Drop the pictures from the entries below, then reproduce the rest exactly.

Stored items

_ _ _ _ _ _ _

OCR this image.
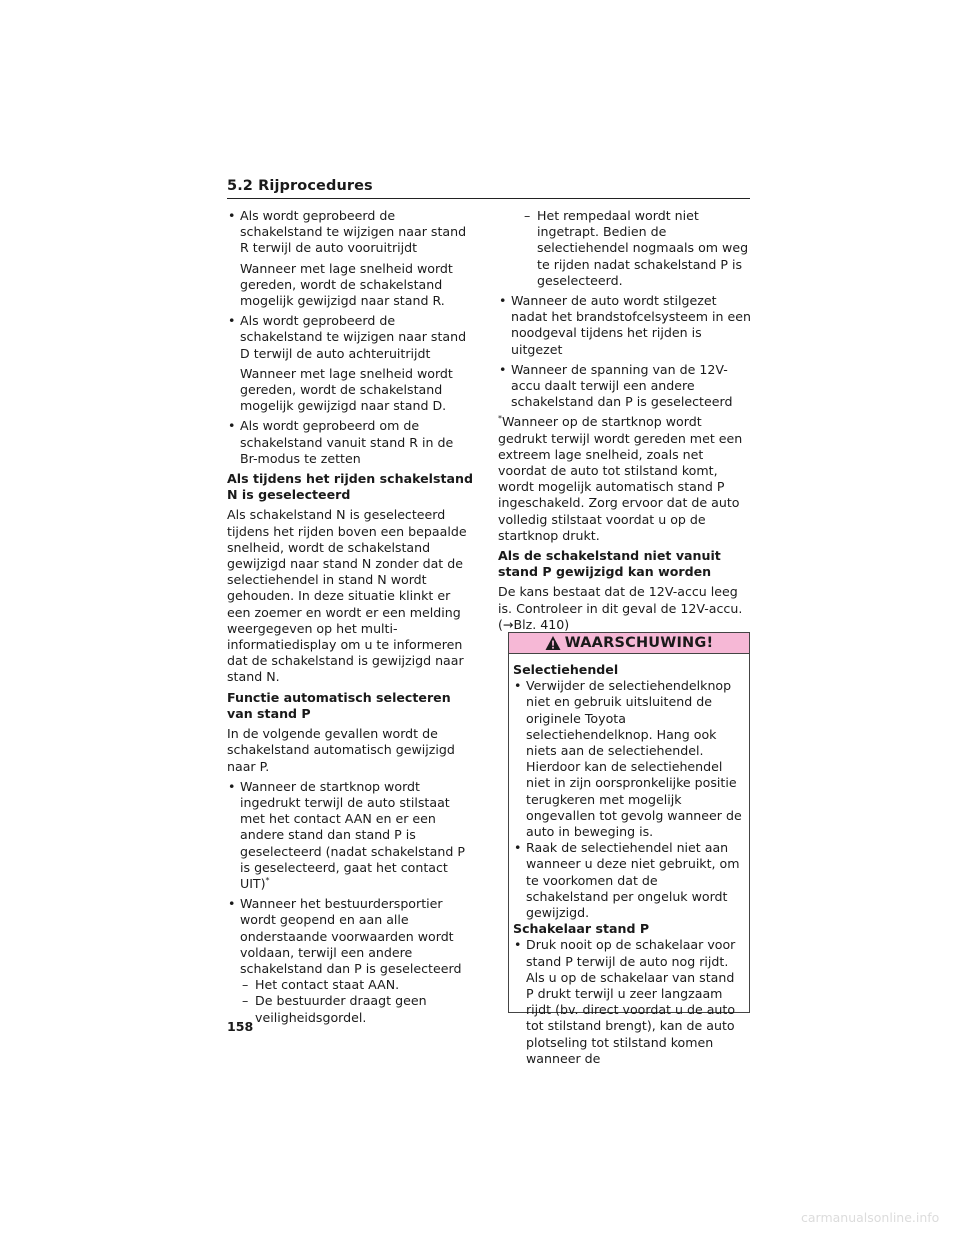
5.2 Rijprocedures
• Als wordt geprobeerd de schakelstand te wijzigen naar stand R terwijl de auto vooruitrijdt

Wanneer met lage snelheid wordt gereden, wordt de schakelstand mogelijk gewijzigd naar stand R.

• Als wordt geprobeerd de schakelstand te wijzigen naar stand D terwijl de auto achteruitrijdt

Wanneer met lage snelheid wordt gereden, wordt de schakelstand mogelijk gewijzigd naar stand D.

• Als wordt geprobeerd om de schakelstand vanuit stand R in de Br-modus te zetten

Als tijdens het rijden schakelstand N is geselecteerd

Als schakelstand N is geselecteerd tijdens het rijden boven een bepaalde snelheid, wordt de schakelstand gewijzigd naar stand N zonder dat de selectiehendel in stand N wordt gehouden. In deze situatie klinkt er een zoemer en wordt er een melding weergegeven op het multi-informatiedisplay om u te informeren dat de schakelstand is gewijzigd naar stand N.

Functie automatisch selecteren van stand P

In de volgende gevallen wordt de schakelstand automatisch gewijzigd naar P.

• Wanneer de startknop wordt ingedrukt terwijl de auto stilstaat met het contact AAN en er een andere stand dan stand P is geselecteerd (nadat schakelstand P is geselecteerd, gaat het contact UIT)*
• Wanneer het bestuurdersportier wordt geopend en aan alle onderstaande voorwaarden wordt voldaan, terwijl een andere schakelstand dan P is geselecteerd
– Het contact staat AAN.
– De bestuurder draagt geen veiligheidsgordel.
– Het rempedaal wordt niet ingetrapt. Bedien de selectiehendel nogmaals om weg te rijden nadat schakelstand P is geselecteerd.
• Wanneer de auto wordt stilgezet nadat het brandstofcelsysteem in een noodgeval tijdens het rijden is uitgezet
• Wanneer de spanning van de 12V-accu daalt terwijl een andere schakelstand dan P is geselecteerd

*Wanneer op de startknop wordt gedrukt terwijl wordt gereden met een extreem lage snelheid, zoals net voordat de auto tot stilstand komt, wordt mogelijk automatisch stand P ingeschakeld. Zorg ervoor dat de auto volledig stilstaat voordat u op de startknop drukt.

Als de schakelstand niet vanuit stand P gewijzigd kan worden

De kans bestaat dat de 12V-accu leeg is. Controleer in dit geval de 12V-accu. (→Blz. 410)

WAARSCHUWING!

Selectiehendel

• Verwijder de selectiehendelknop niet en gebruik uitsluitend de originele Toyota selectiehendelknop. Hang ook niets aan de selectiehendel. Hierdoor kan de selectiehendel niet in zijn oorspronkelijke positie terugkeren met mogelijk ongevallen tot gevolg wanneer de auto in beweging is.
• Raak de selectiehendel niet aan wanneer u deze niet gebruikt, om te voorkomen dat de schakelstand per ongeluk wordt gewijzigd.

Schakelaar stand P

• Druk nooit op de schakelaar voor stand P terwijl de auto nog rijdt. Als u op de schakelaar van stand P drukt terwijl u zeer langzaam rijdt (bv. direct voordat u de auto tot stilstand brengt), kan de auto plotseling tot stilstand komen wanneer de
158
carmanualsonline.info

_ _ _ _ _ _ _

| Exercise output |
OCR this image.
5.2 Rijprocedures
• Als wordt geprobeerd de schakelstand te wijzigen naar stand R terwijl de auto vooruitrijdt

Wanneer met lage snelheid wordt gereden, wordt de schakelstand mogelijk gewijzigd naar stand R.

• Als wordt geprobeerd de schakelstand te wijzigen naar stand D terwijl de auto achteruitrijdt

Wanneer met lage snelheid wordt gereden, wordt de schakelstand mogelijk gewijzigd naar stand D.

• Als wordt geprobeerd om de schakelstand vanuit stand R in de Br-modus te zetten

Als tijdens het rijden schakelstand N is geselecteerd

Als schakelstand N is geselecteerd tijdens het rijden boven een bepaalde snelheid, wordt de schakelstand gewijzigd naar stand N zonder dat de selectiehendel in stand N wordt gehouden. In deze situatie klinkt er een zoemer en wordt er een melding weergegeven op het multi-informatiedisplay om u te informeren dat de schakelstand is gewijzigd naar stand N.

Functie automatisch selecteren van stand P

In de volgende gevallen wordt de schakelstand automatisch gewijzigd naar P.

• Wanneer de startknop wordt ingedrukt terwijl de auto stilstaat met het contact AAN en er een andere stand dan stand P is geselecteerd (nadat schakelstand P is geselecteerd, gaat het contact UIT)*
• Wanneer het bestuurdersportier wordt geopend en aan alle onderstaande voorwaarden wordt voldaan, terwijl een andere schakelstand dan P is geselecteerd
– Het contact staat AAN.
– De bestuurder draagt geen veiligheidsgordel.
– Het rempedaal wordt niet ingetrapt. Bedien de selectiehendel nogmaals om weg te rijden nadat schakelstand P is geselecteerd.
• Wanneer de auto wordt stilgezet nadat het brandstofcelsysteem in een noodgeval tijdens het rijden is uitgezet
• Wanneer de spanning van de 12V-accu daalt terwijl een andere schakelstand dan P is geselecteerd

*Wanneer op de startknop wordt gedrukt terwijl wordt gereden met een extreem lage snelheid, zoals net voordat de auto tot stilstand komt, wordt mogelijk automatisch stand P ingeschakeld. Zorg ervoor dat de auto volledig stilstaat voordat u op de startknop drukt.

Als de schakelstand niet vanuit stand P gewijzigd kan worden

De kans bestaat dat de 12V-accu leeg is. Controleer in dit geval de 12V-accu. (→Blz. 410)

WAARSCHUWING!

Selectiehendel

• Verwijder de selectiehendelknop niet en gebruik uitsluitend de originele Toyota selectiehendelknop. Hang ook niets aan de selectiehendel. Hierdoor kan de selectiehendel niet in zijn oorspronkelijke positie terugkeren met mogelijk ongevallen tot gevolg wanneer de auto in beweging is.
• Raak de selectiehendel niet aan wanneer u deze niet gebruikt, om te voorkomen dat de schakelstand per ongeluk wordt gewijzigd.

Schakelaar stand P

• Druk nooit op de schakelaar voor stand P terwijl de auto nog rijdt. Als u op de schakelaar van stand P drukt terwijl u zeer langzaam rijdt (bv. direct voordat u de auto tot stilstand brengt), kan de auto plotseling tot stilstand komen wanneer de
158
carmanualsonline.info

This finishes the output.